[Stored data]
Start

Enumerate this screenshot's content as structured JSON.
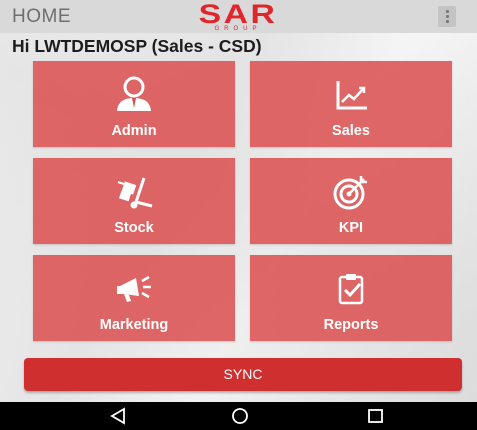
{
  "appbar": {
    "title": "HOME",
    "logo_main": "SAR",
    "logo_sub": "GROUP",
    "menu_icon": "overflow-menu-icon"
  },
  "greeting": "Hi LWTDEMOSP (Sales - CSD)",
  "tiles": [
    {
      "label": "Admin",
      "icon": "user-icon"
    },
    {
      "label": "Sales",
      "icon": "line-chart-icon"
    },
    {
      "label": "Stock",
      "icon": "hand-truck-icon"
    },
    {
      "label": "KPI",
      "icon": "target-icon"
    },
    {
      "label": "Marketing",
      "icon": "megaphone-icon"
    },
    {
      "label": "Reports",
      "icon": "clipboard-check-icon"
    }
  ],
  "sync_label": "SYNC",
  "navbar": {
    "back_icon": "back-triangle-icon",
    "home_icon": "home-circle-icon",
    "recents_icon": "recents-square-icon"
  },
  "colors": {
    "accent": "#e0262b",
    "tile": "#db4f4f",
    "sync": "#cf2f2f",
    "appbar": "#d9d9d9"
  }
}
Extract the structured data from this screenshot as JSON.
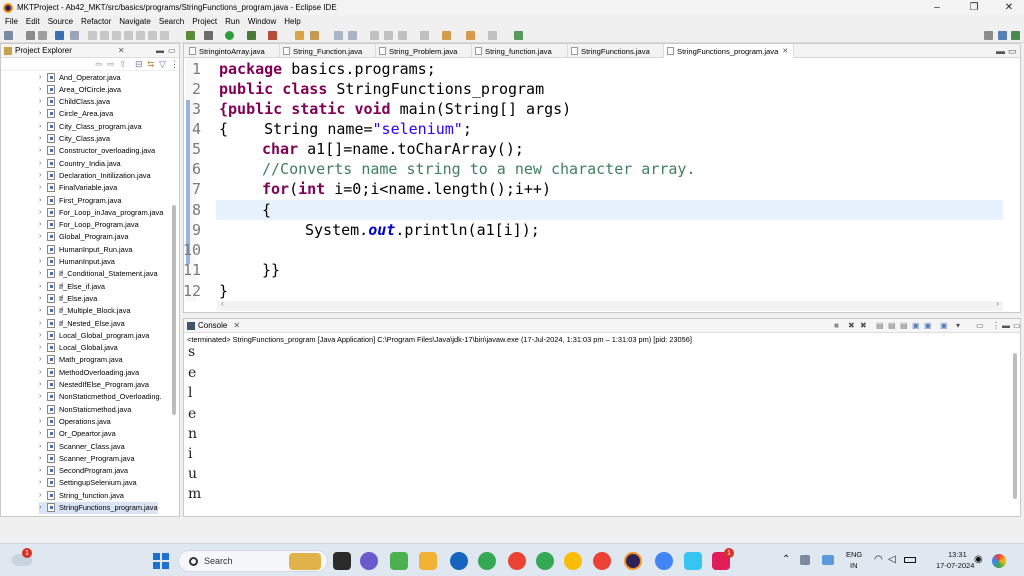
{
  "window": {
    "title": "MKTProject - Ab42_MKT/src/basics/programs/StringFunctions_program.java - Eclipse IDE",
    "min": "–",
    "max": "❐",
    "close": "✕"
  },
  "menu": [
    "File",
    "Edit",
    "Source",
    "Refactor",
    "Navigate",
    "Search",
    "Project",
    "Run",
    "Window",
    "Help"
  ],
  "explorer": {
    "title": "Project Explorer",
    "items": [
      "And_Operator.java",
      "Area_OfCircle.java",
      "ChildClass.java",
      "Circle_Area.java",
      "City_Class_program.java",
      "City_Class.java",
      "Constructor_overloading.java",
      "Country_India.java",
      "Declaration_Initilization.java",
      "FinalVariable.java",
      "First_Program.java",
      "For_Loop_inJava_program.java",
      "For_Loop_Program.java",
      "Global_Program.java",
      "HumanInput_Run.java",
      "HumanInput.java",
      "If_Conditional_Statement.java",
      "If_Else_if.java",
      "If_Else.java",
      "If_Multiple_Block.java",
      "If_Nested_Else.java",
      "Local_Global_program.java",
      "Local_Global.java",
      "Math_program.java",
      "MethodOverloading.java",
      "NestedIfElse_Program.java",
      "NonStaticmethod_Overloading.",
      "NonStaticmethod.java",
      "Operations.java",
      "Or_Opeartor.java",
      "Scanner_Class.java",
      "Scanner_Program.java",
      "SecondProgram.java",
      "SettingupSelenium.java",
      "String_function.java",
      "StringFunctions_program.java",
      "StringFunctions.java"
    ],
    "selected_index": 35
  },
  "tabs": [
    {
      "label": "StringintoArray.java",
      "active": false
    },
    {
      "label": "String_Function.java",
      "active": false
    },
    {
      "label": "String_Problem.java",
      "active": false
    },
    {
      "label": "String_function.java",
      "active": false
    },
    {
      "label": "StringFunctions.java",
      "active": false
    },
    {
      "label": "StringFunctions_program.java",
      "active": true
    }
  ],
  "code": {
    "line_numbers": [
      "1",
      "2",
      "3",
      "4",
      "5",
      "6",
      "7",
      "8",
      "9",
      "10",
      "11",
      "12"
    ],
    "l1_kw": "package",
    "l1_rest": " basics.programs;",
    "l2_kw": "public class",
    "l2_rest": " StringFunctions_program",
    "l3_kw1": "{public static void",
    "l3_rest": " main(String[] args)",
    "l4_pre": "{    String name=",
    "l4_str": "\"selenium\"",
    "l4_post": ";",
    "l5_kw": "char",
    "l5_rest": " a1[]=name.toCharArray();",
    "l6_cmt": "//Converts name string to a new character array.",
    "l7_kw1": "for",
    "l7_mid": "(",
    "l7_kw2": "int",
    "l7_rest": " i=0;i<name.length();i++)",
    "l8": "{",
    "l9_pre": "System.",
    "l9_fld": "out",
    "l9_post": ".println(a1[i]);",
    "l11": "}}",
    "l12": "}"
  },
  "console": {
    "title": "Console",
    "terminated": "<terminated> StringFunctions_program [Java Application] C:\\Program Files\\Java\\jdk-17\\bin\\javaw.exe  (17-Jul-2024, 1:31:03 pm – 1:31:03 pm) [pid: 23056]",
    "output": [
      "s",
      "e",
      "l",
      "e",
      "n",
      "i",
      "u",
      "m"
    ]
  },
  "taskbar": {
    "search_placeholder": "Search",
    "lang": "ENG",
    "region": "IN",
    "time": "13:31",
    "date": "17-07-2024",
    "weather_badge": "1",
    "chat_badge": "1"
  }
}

End

**WHAT THE TASK REQUIRES**
Repeat each record exactly as shown above, dropping all images.

**SOLVED PROBLEM**
Enumerate this screenshot's content as structured JSON.
{
  "appbar": {
    "title": "HOME",
    "logo_main": "SAR",
    "logo_sub": "GROUP",
    "menu_icon": "overflow-menu-icon"
  },
  "greeting": "Hi LWTDEMOSP (Sales - CSD)",
  "tiles": [
    {
      "label": "Admin",
      "icon": "user-icon"
    },
    {
      "label": "Sales",
      "icon": "line-chart-icon"
    },
    {
      "label": "Stock",
      "icon": "hand-truck-icon"
    },
    {
      "label": "KPI",
      "icon": "target-icon"
    },
    {
      "label": "Marketing",
      "icon": "megaphone-icon"
    },
    {
      "label": "Reports",
      "icon": "clipboard-check-icon"
    }
  ],
  "sync_label": "SYNC",
  "navbar": {
    "back_icon": "back-triangle-icon",
    "home_icon": "home-circle-icon",
    "recents_icon": "recents-square-icon"
  },
  "colors": {
    "accent": "#e0262b",
    "tile": "#db4f4f",
    "sync": "#cf2f2f",
    "appbar": "#d9d9d9"
  }
}
Extract the structured data from this screenshot as JSON.
{
  "window": {
    "title": "MKTProject - Ab42_MKT/src/basics/programs/StringFunctions_program.java - Eclipse IDE",
    "min": "–",
    "max": "❐",
    "close": "✕"
  },
  "menu": [
    "File",
    "Edit",
    "Source",
    "Refactor",
    "Navigate",
    "Search",
    "Project",
    "Run",
    "Window",
    "Help"
  ],
  "explorer": {
    "title": "Project Explorer",
    "items": [
      "And_Operator.java",
      "Area_OfCircle.java",
      "ChildClass.java",
      "Circle_Area.java",
      "City_Class_program.java",
      "City_Class.java",
      "Constructor_overloading.java",
      "Country_India.java",
      "Declaration_Initilization.java",
      "FinalVariable.java",
      "First_Program.java",
      "For_Loop_inJava_program.java",
      "For_Loop_Program.java",
      "Global_Program.java",
      "HumanInput_Run.java",
      "HumanInput.java",
      "If_Conditional_Statement.java",
      "If_Else_if.java",
      "If_Else.java",
      "If_Multiple_Block.java",
      "If_Nested_Else.java",
      "Local_Global_program.java",
      "Local_Global.java",
      "Math_program.java",
      "MethodOverloading.java",
      "NestedIfElse_Program.java",
      "NonStaticmethod_Overloading.",
      "NonStaticmethod.java",
      "Operations.java",
      "Or_Opeartor.java",
      "Scanner_Class.java",
      "Scanner_Program.java",
      "SecondProgram.java",
      "SettingupSelenium.java",
      "String_function.java",
      "StringFunctions_program.java",
      "StringFunctions.java"
    ],
    "selected_index": 35
  },
  "tabs": [
    {
      "label": "StringintoArray.java",
      "active": false
    },
    {
      "label": "String_Function.java",
      "active": false
    },
    {
      "label": "String_Problem.java",
      "active": false
    },
    {
      "label": "String_function.java",
      "active": false
    },
    {
      "label": "StringFunctions.java",
      "active": false
    },
    {
      "label": "StringFunctions_program.java",
      "active": true
    }
  ],
  "code": {
    "line_numbers": [
      "1",
      "2",
      "3",
      "4",
      "5",
      "6",
      "7",
      "8",
      "9",
      "10",
      "11",
      "12"
    ],
    "l1_kw": "package",
    "l1_rest": " basics.programs;",
    "l2_kw": "public class",
    "l2_rest": " StringFunctions_program",
    "l3_kw1": "{public static void",
    "l3_rest": " main(String[] args)",
    "l4_pre": "{    String name=",
    "l4_str": "\"selenium\"",
    "l4_post": ";",
    "l5_kw": "char",
    "l5_rest": " a1[]=name.toCharArray();",
    "l6_cmt": "//Converts name string to a new character array.",
    "l7_kw1": "for",
    "l7_mid": "(",
    "l7_kw2": "int",
    "l7_rest": " i=0;i<name.length();i++)",
    "l8": "{",
    "l9_pre": "System.",
    "l9_fld": "out",
    "l9_post": ".println(a1[i]);",
    "l11": "}}",
    "l12": "}"
  },
  "console": {
    "title": "Console",
    "terminated": "<terminated> StringFunctions_program [Java Application] C:\\Program Files\\Java\\jdk-17\\bin\\javaw.exe  (17-Jul-2024, 1:31:03 pm – 1:31:03 pm) [pid: 23056]",
    "output": [
      "s",
      "e",
      "l",
      "e",
      "n",
      "i",
      "u",
      "m"
    ]
  },
  "taskbar": {
    "search_placeholder": "Search",
    "lang": "ENG",
    "region": "IN",
    "time": "13:31",
    "date": "17-07-2024",
    "weather_badge": "1",
    "chat_badge": "1"
  }
}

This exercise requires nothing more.